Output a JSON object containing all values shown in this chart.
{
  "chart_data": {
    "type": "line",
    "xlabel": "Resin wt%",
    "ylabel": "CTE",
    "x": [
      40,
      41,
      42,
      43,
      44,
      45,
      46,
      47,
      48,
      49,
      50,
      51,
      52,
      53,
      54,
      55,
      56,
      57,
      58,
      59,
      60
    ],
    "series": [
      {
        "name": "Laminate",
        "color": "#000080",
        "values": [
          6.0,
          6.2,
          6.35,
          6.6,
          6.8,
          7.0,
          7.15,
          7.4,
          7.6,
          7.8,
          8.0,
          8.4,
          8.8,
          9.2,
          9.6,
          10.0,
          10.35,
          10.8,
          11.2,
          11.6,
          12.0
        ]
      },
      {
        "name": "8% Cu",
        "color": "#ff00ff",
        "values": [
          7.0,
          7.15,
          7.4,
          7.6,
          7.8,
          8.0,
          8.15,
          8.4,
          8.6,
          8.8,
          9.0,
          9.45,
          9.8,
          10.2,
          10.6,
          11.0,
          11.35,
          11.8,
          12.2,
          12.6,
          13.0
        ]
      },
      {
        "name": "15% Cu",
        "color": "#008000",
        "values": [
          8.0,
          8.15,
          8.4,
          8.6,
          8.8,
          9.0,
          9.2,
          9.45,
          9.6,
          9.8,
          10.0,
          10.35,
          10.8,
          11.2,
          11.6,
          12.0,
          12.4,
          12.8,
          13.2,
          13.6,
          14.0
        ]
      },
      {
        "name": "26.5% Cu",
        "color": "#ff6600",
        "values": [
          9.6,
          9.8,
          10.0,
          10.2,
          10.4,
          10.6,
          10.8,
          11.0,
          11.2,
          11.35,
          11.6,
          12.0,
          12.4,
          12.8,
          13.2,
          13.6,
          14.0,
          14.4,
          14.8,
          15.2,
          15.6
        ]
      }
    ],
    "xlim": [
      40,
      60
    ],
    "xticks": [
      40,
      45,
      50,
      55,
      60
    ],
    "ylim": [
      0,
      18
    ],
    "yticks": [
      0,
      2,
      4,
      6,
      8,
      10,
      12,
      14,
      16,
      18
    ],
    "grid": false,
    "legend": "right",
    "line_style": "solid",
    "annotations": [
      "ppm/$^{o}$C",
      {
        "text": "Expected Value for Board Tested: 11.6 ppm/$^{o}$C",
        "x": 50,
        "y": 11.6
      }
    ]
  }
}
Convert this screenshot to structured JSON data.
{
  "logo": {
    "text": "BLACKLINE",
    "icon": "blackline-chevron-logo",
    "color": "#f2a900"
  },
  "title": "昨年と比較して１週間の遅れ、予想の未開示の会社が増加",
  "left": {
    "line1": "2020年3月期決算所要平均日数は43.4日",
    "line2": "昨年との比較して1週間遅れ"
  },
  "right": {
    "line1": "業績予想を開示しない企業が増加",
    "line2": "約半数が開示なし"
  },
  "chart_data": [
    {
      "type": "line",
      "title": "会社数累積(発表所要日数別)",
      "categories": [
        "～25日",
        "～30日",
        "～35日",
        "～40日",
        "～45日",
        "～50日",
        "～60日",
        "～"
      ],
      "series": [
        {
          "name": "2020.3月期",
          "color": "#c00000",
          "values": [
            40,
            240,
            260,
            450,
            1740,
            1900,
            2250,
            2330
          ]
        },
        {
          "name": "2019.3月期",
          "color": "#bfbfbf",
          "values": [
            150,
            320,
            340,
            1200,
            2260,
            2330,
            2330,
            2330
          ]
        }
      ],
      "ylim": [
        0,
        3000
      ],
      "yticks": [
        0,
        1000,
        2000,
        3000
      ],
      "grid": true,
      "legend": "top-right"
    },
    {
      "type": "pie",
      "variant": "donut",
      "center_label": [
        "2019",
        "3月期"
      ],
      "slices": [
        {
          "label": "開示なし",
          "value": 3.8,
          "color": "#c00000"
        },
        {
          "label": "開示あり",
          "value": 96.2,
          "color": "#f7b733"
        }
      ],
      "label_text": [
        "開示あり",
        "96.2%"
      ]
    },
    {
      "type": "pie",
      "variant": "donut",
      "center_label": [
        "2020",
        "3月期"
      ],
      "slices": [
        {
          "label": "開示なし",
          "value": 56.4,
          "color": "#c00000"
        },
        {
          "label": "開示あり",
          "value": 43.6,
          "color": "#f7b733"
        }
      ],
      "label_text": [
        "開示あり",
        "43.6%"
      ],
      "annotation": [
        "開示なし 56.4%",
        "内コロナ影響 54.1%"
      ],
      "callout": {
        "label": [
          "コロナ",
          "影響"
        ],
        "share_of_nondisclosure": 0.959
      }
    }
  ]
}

::::::::::

What you are asked to do — Out of the material above, gather each line where "title" appears.

Reply —
  "title": "昨年と比較して１週間の遅れ、予想の未開示の会社が増加",
      "title": "会社数累積(発表所要日数別)",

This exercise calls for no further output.